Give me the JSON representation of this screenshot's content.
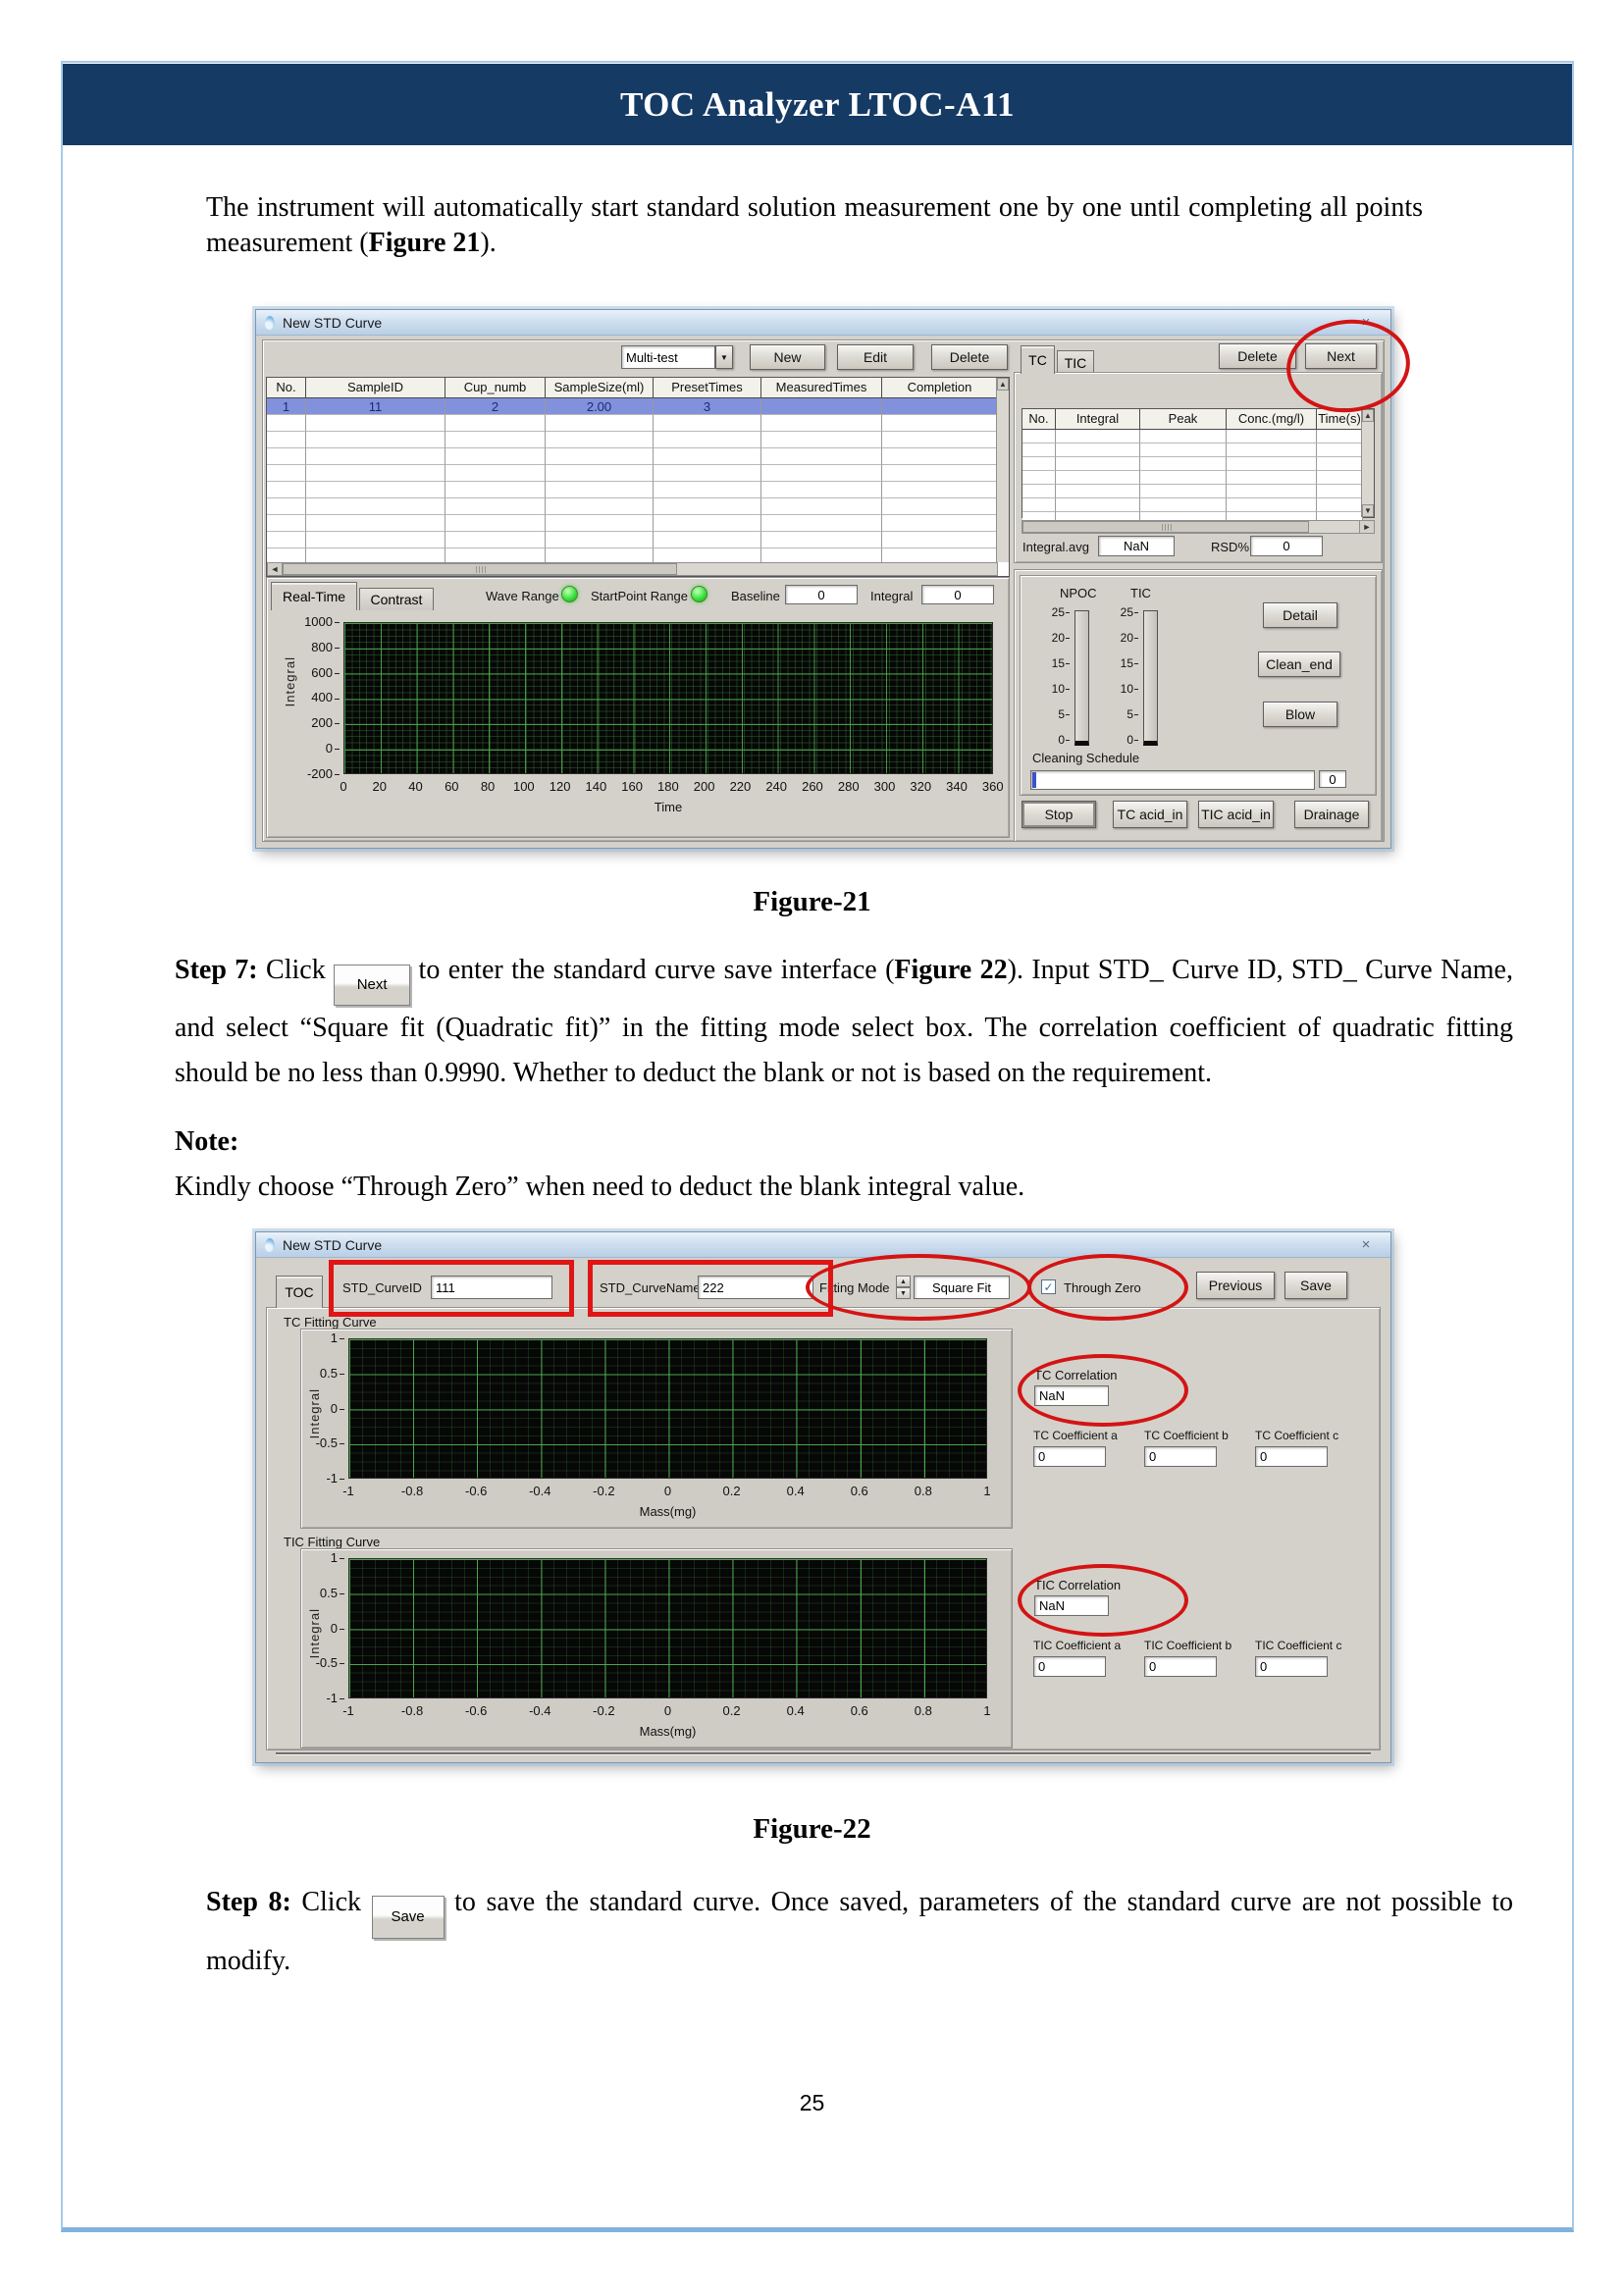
{
  "page": {
    "number": "25"
  },
  "icons": {
    "close": "×",
    "dropdown": "▼",
    "up": "▲",
    "down": "▼",
    "left": "◄",
    "right": "►",
    "check": "✓"
  },
  "header": {
    "title": "TOC Analyzer LTOC-A11"
  },
  "intro": {
    "pre": "The instrument will automatically start standard solution measurement one by one until completing all points measurement (",
    "figure_ref": "Figure 21",
    "post": ")."
  },
  "captions": {
    "figure21": "Figure-21",
    "figure22": "Figure-22"
  },
  "step7": {
    "label": "Step 7:",
    "pre": " Click ",
    "button_label": "Next",
    "mid": " to enter the standard curve save interface (",
    "figure_ref": "Figure 22",
    "post": "). Input STD_ Curve ID, STD_ Curve Name, and select “Square fit (Quadratic fit)” in the fitting mode select box. The correlation coefficient of quadratic fitting should be no less than 0.9990. Whether to deduct the blank or not is based on the requirement."
  },
  "note": {
    "label": "Note:",
    "text": "Kindly choose “Through Zero” when need to deduct the blank integral value."
  },
  "step8": {
    "label": "Step 8:",
    "pre": " Click ",
    "button_label": "Save",
    "post": " to save the standard curve. Once saved, parameters of the standard curve are not possible to modify."
  },
  "figure21": {
    "window_title": "New STD Curve",
    "toolbar": {
      "mode_select": "Multi-test",
      "new": "New",
      "edit": "Edit",
      "delete": "Delete"
    },
    "sample_table": {
      "headers": [
        "No.",
        "SampleID",
        "Cup_numb",
        "SampleSize(ml)",
        "PresetTimes",
        "MeasuredTimes",
        "Completion"
      ],
      "selected_row": 1,
      "rows": [
        [
          "1",
          "11",
          "2",
          "2.00",
          "3",
          "",
          ""
        ],
        [
          "",
          "",
          "",
          "",
          "",
          "",
          ""
        ],
        [
          "",
          "",
          "",
          "",
          "",
          "",
          ""
        ],
        [
          "",
          "",
          "",
          "",
          "",
          "",
          ""
        ],
        [
          "",
          "",
          "",
          "",
          "",
          "",
          ""
        ],
        [
          "",
          "",
          "",
          "",
          "",
          "",
          ""
        ],
        [
          "",
          "",
          "",
          "",
          "",
          "",
          ""
        ],
        [
          "",
          "",
          "",
          "",
          "",
          "",
          ""
        ],
        [
          "",
          "",
          "",
          "",
          "",
          "",
          ""
        ],
        [
          "",
          "",
          "",
          "",
          "",
          "",
          ""
        ]
      ]
    },
    "results": {
      "tabs": [
        "TC",
        "TIC"
      ],
      "delete": "Delete",
      "next": "Next",
      "headers": [
        "No.",
        "Integral",
        "Peak",
        "Conc.(mg/l)",
        "Time(s)"
      ],
      "rows": [
        [
          "",
          "",
          "",
          "",
          ""
        ],
        [
          "",
          "",
          "",
          "",
          ""
        ],
        [
          "",
          "",
          "",
          "",
          ""
        ],
        [
          "",
          "",
          "",
          "",
          ""
        ],
        [
          "",
          "",
          "",
          "",
          ""
        ],
        [
          "",
          "",
          "",
          "",
          ""
        ],
        [
          "",
          "",
          "",
          "",
          ""
        ]
      ],
      "integral_avg_label": "Integral.avg",
      "integral_avg_value": "NaN",
      "rsd_label": "RSD%",
      "rsd_value": "0"
    },
    "monitor": {
      "tabs": [
        "Real-Time",
        "Contrast"
      ],
      "wave_range_label": "Wave Range",
      "startpoint_range_label": "StartPoint Range",
      "baseline_label": "Baseline",
      "baseline_value": "0",
      "integral_label": "Integral",
      "integral_value": "0",
      "chart": {
        "type": "line",
        "ylabel": "Integral",
        "xlabel": "Time",
        "y_ticks": [
          "1000",
          "800",
          "600",
          "400",
          "200",
          "0",
          "-200"
        ],
        "x_ticks": [
          "0",
          "20",
          "40",
          "60",
          "80",
          "100",
          "120",
          "140",
          "160",
          "180",
          "200",
          "220",
          "240",
          "260",
          "280",
          "300",
          "320",
          "340",
          "360"
        ],
        "series": []
      }
    },
    "control": {
      "gauges": [
        {
          "label": "NPOC"
        },
        {
          "label": "TIC"
        }
      ],
      "gauge_ticks": [
        "25",
        "20",
        "15",
        "10",
        "5",
        "0"
      ],
      "detail": "Detail",
      "clean_end": "Clean_end",
      "blow": "Blow",
      "cleaning_label": "Cleaning Schedule",
      "cleaning_value": "0",
      "stop": "Stop",
      "tc_acid_in": "TC acid_in",
      "tic_acid_in": "TIC acid_in",
      "drainage": "Drainage"
    }
  },
  "figure22": {
    "window_title": "New STD Curve",
    "tab": "TOC",
    "fields": {
      "curve_id_label": "STD_CurveID",
      "curve_id_value": "111",
      "curve_name_label": "STD_CurveName",
      "curve_name_value": "222",
      "fitting_mode_label": "Fitting Mode",
      "fitting_mode_value": "Square Fit",
      "through_zero_label": "Through Zero",
      "previous": "Previous",
      "save": "Save"
    },
    "tc": {
      "section": "TC Fitting Curve",
      "correlation_label": "TC Correlation",
      "correlation_value": "NaN",
      "coeff_a_label": "TC Coefficient a",
      "coeff_a_value": "0",
      "coeff_b_label": "TC Coefficient b",
      "coeff_b_value": "0",
      "coeff_c_label": "TC Coefficient c",
      "coeff_c_value": "0"
    },
    "tic": {
      "section": "TIC Fitting Curve",
      "correlation_label": "TIC Correlation",
      "correlation_value": "NaN",
      "coeff_a_label": "TIC Coefficient a",
      "coeff_a_value": "0",
      "coeff_b_label": "TIC Coefficient b",
      "coeff_b_value": "0",
      "coeff_c_label": "TIC Coefficient c",
      "coeff_c_value": "0"
    },
    "chart": {
      "type": "line",
      "ylabel": "Integral",
      "xlabel": "Mass(mg)",
      "y_ticks": [
        "1",
        "0.5",
        "0",
        "-0.5",
        "-1"
      ],
      "x_ticks": [
        "-1",
        "-0.8",
        "-0.6",
        "-0.4",
        "-0.2",
        "0",
        "0.2",
        "0.4",
        "0.6",
        "0.8",
        "1"
      ],
      "series": []
    }
  }
}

The exercise: All the lines above are to be reproduced exactly, except the pictures.

Answer in full:
Give me the JSON representation of this screenshot's content.
{
  "page": {
    "number": "25"
  },
  "icons": {
    "close": "×",
    "dropdown": "▼",
    "up": "▲",
    "down": "▼",
    "left": "◄",
    "right": "►",
    "check": "✓"
  },
  "header": {
    "title": "TOC Analyzer LTOC-A11"
  },
  "intro": {
    "pre": "The instrument will automatically start standard solution measurement one by one until completing all points measurement (",
    "figure_ref": "Figure 21",
    "post": ")."
  },
  "captions": {
    "figure21": "Figure-21",
    "figure22": "Figure-22"
  },
  "step7": {
    "label": "Step 7:",
    "pre": " Click ",
    "button_label": "Next",
    "mid": " to enter the standard curve save interface (",
    "figure_ref": "Figure 22",
    "post": "). Input STD_ Curve ID, STD_ Curve Name, and select “Square fit (Quadratic fit)” in the fitting mode select box. The correlation coefficient of quadratic fitting should be no less than 0.9990. Whether to deduct the blank or not is based on the requirement."
  },
  "note": {
    "label": "Note:",
    "text": "Kindly choose “Through Zero” when need to deduct the blank integral value."
  },
  "step8": {
    "label": "Step 8:",
    "pre": " Click ",
    "button_label": "Save",
    "post": " to save the standard curve. Once saved, parameters of the standard curve are not possible to modify."
  },
  "figure21": {
    "window_title": "New STD Curve",
    "toolbar": {
      "mode_select": "Multi-test",
      "new": "New",
      "edit": "Edit",
      "delete": "Delete"
    },
    "sample_table": {
      "headers": [
        "No.",
        "SampleID",
        "Cup_numb",
        "SampleSize(ml)",
        "PresetTimes",
        "MeasuredTimes",
        "Completion"
      ],
      "selected_row": 1,
      "rows": [
        [
          "1",
          "11",
          "2",
          "2.00",
          "3",
          "",
          ""
        ],
        [
          "",
          "",
          "",
          "",
          "",
          "",
          ""
        ],
        [
          "",
          "",
          "",
          "",
          "",
          "",
          ""
        ],
        [
          "",
          "",
          "",
          "",
          "",
          "",
          ""
        ],
        [
          "",
          "",
          "",
          "",
          "",
          "",
          ""
        ],
        [
          "",
          "",
          "",
          "",
          "",
          "",
          ""
        ],
        [
          "",
          "",
          "",
          "",
          "",
          "",
          ""
        ],
        [
          "",
          "",
          "",
          "",
          "",
          "",
          ""
        ],
        [
          "",
          "",
          "",
          "",
          "",
          "",
          ""
        ],
        [
          "",
          "",
          "",
          "",
          "",
          "",
          ""
        ]
      ]
    },
    "results": {
      "tabs": [
        "TC",
        "TIC"
      ],
      "delete": "Delete",
      "next": "Next",
      "headers": [
        "No.",
        "Integral",
        "Peak",
        "Conc.(mg/l)",
        "Time(s)"
      ],
      "rows": [
        [
          "",
          "",
          "",
          "",
          ""
        ],
        [
          "",
          "",
          "",
          "",
          ""
        ],
        [
          "",
          "",
          "",
          "",
          ""
        ],
        [
          "",
          "",
          "",
          "",
          ""
        ],
        [
          "",
          "",
          "",
          "",
          ""
        ],
        [
          "",
          "",
          "",
          "",
          ""
        ],
        [
          "",
          "",
          "",
          "",
          ""
        ]
      ],
      "integral_avg_label": "Integral.avg",
      "integral_avg_value": "NaN",
      "rsd_label": "RSD%",
      "rsd_value": "0"
    },
    "monitor": {
      "tabs": [
        "Real-Time",
        "Contrast"
      ],
      "wave_range_label": "Wave Range",
      "startpoint_range_label": "StartPoint Range",
      "baseline_label": "Baseline",
      "baseline_value": "0",
      "integral_label": "Integral",
      "integral_value": "0",
      "chart": {
        "type": "line",
        "ylabel": "Integral",
        "xlabel": "Time",
        "y_ticks": [
          "1000",
          "800",
          "600",
          "400",
          "200",
          "0",
          "-200"
        ],
        "x_ticks": [
          "0",
          "20",
          "40",
          "60",
          "80",
          "100",
          "120",
          "140",
          "160",
          "180",
          "200",
          "220",
          "240",
          "260",
          "280",
          "300",
          "320",
          "340",
          "360"
        ],
        "series": []
      }
    },
    "control": {
      "gauges": [
        {
          "label": "NPOC"
        },
        {
          "label": "TIC"
        }
      ],
      "gauge_ticks": [
        "25",
        "20",
        "15",
        "10",
        "5",
        "0"
      ],
      "detail": "Detail",
      "clean_end": "Clean_end",
      "blow": "Blow",
      "cleaning_label": "Cleaning Schedule",
      "cleaning_value": "0",
      "stop": "Stop",
      "tc_acid_in": "TC acid_in",
      "tic_acid_in": "TIC acid_in",
      "drainage": "Drainage"
    }
  },
  "figure22": {
    "window_title": "New STD Curve",
    "tab": "TOC",
    "fields": {
      "curve_id_label": "STD_CurveID",
      "curve_id_value": "111",
      "curve_name_label": "STD_CurveName",
      "curve_name_value": "222",
      "fitting_mode_label": "Fitting Mode",
      "fitting_mode_value": "Square Fit",
      "through_zero_label": "Through Zero",
      "previous": "Previous",
      "save": "Save"
    },
    "tc": {
      "section": "TC Fitting Curve",
      "correlation_label": "TC Correlation",
      "correlation_value": "NaN",
      "coeff_a_label": "TC Coefficient a",
      "coeff_a_value": "0",
      "coeff_b_label": "TC Coefficient b",
      "coeff_b_value": "0",
      "coeff_c_label": "TC Coefficient c",
      "coeff_c_value": "0"
    },
    "tic": {
      "section": "TIC Fitting Curve",
      "correlation_label": "TIC Correlation",
      "correlation_value": "NaN",
      "coeff_a_label": "TIC Coefficient a",
      "coeff_a_value": "0",
      "coeff_b_label": "TIC Coefficient b",
      "coeff_b_value": "0",
      "coeff_c_label": "TIC Coefficient c",
      "coeff_c_value": "0"
    },
    "chart": {
      "type": "line",
      "ylabel": "Integral",
      "xlabel": "Mass(mg)",
      "y_ticks": [
        "1",
        "0.5",
        "0",
        "-0.5",
        "-1"
      ],
      "x_ticks": [
        "-1",
        "-0.8",
        "-0.6",
        "-0.4",
        "-0.2",
        "0",
        "0.2",
        "0.4",
        "0.6",
        "0.8",
        "1"
      ],
      "series": []
    }
  }
}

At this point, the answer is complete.